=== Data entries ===
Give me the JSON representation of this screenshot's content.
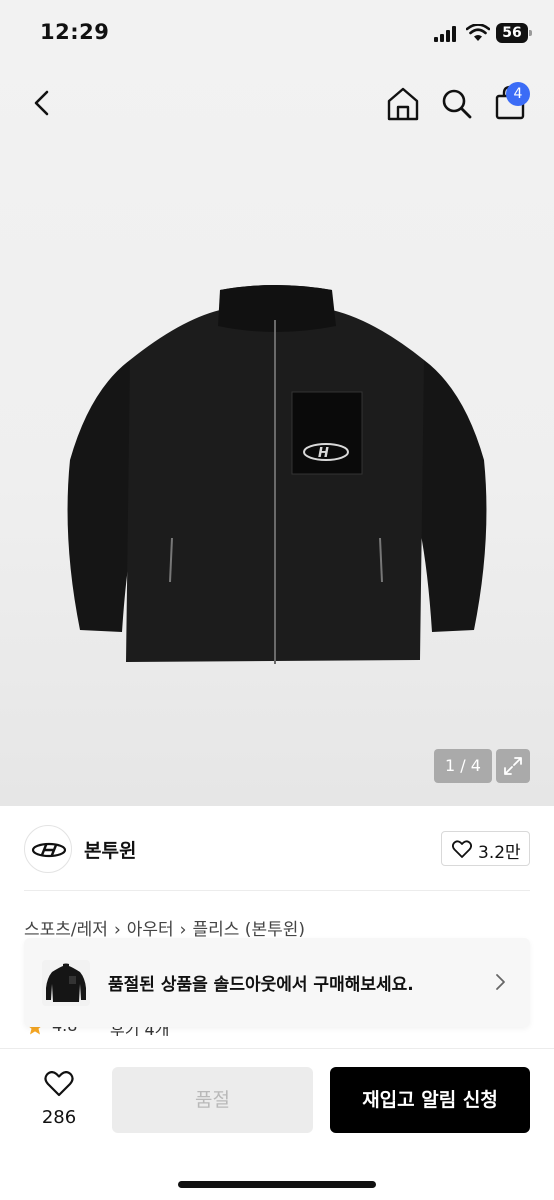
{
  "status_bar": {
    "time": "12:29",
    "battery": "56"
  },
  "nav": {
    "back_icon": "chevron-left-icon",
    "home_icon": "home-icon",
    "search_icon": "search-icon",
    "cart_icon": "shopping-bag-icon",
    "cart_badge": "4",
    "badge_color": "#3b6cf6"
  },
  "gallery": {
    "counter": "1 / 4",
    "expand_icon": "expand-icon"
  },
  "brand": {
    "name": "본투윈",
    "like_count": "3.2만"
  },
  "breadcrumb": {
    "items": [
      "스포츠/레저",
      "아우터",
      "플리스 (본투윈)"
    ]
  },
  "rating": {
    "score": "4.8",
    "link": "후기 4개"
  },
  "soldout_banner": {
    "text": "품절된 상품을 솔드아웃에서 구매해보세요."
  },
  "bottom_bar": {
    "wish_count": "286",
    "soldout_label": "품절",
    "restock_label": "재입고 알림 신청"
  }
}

...

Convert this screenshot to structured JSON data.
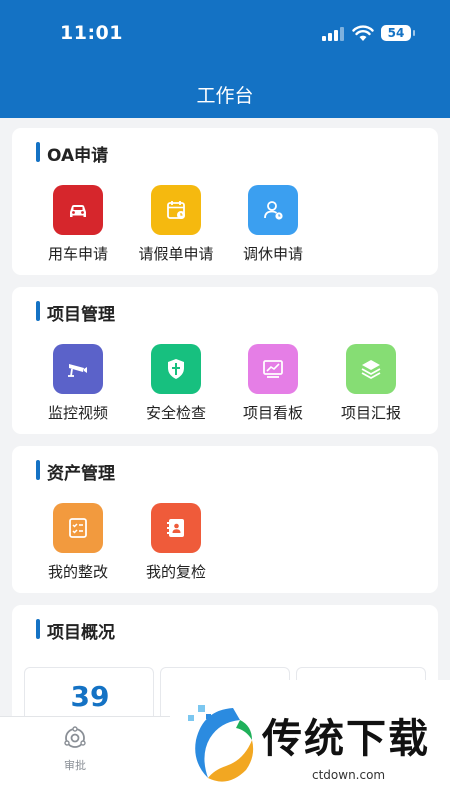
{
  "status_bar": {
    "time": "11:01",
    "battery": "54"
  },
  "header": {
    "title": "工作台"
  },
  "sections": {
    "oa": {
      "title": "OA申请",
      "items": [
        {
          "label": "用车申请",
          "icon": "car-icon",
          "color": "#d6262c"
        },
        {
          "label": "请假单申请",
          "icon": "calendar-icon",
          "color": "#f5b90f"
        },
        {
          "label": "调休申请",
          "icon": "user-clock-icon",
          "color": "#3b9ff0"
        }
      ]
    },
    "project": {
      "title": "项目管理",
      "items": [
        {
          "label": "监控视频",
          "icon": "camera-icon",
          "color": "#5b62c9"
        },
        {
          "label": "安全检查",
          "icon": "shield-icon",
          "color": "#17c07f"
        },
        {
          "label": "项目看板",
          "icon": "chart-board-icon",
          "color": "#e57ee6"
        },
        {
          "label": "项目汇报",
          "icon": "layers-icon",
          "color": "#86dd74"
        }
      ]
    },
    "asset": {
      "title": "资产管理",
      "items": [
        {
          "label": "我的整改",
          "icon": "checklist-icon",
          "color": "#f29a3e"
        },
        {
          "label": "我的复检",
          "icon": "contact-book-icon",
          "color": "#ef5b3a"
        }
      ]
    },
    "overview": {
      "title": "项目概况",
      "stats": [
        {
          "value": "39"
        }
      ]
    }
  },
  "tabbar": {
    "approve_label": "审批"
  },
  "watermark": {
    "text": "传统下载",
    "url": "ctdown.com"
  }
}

=== Exercise goal ===
Gather from the records above every line containing the string "this".

=== Answer to the problem ===
Give me the JSON representation of this screenshot's content.
Convert this screenshot to structured JSON data.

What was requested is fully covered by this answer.